** start **

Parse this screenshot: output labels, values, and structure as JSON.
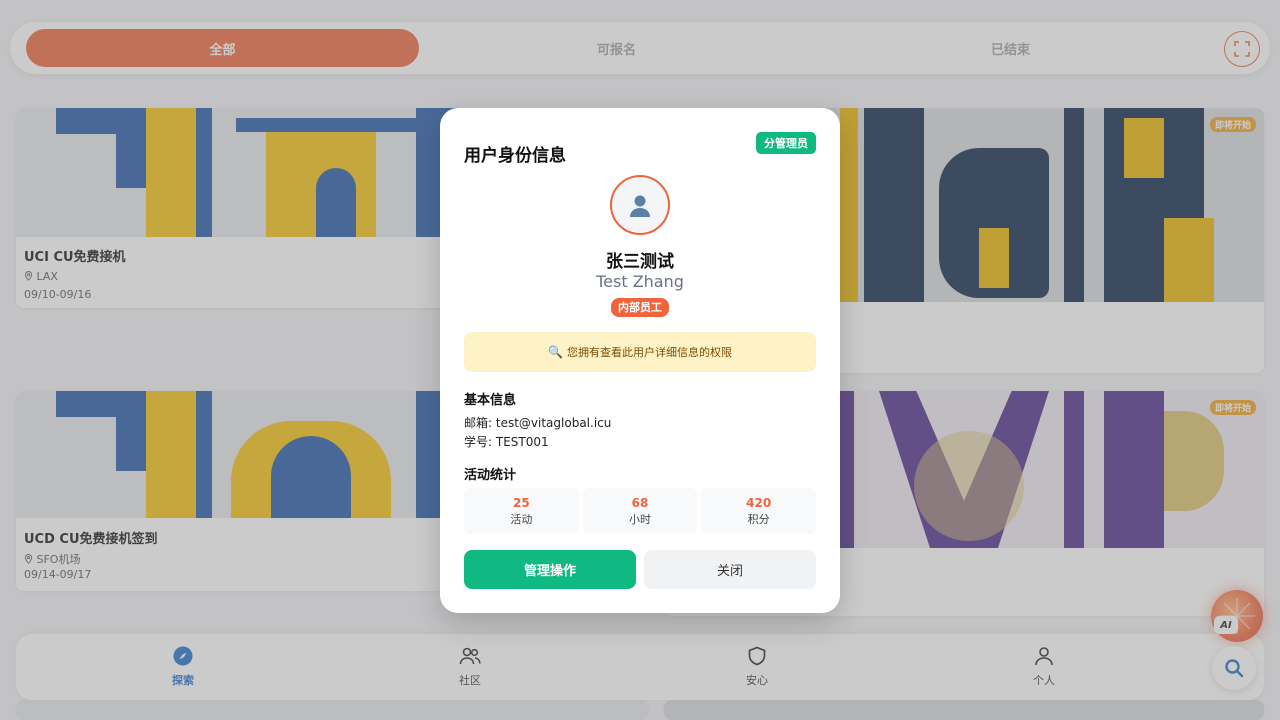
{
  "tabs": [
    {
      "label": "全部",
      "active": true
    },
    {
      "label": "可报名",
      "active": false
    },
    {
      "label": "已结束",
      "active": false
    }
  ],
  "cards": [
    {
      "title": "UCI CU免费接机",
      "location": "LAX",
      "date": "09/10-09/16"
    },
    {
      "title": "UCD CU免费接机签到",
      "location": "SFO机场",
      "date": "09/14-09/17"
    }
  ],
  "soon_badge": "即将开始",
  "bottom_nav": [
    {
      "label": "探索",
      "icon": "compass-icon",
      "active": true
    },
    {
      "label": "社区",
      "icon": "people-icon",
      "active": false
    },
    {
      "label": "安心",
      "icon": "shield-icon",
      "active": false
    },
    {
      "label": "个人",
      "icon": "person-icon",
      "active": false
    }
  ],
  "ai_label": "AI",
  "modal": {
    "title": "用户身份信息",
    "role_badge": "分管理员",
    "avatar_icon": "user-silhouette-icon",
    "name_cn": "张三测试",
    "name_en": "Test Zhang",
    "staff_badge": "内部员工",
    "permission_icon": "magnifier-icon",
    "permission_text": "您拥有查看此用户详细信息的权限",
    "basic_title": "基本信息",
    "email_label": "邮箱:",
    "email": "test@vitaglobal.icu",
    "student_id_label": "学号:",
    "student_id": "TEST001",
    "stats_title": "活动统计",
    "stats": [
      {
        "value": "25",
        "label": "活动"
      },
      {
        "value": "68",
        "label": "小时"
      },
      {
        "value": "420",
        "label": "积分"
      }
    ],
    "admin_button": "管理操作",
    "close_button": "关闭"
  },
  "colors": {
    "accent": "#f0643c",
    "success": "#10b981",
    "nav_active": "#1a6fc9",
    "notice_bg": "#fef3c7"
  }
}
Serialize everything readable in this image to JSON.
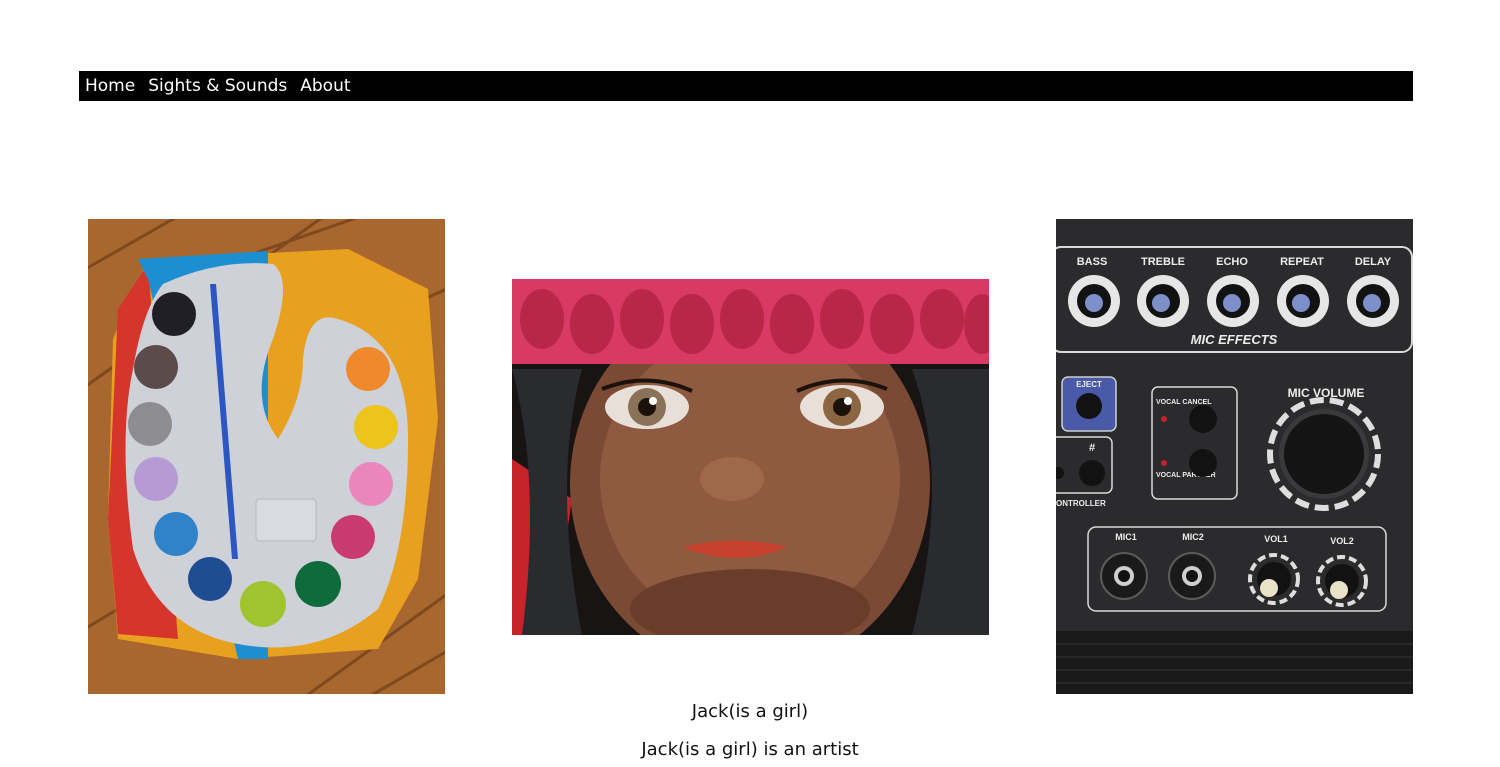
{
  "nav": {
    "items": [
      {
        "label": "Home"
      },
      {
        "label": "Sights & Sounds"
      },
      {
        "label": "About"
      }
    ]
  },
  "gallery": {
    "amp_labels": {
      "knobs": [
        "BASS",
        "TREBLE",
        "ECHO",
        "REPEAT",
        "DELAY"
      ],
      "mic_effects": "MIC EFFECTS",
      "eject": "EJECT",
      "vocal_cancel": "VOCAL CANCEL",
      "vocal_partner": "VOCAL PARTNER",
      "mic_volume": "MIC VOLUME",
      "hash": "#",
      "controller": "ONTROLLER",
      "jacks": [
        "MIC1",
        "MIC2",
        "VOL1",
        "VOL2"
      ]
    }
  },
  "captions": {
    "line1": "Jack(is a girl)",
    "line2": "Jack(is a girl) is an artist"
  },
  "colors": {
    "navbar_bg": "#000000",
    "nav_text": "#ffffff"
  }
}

** end **

STATED TASK> Filter out all lines lacking the word "icon" and copy the rest.

WORKED ANSWER>
      "icon": "compass-icon",
      "icon": "people-icon",
      "icon": "shield-icon",
      "icon": "person-icon",
    "avatar_icon": "user-silhouette-icon",
    "permission_icon": "magnifier-icon",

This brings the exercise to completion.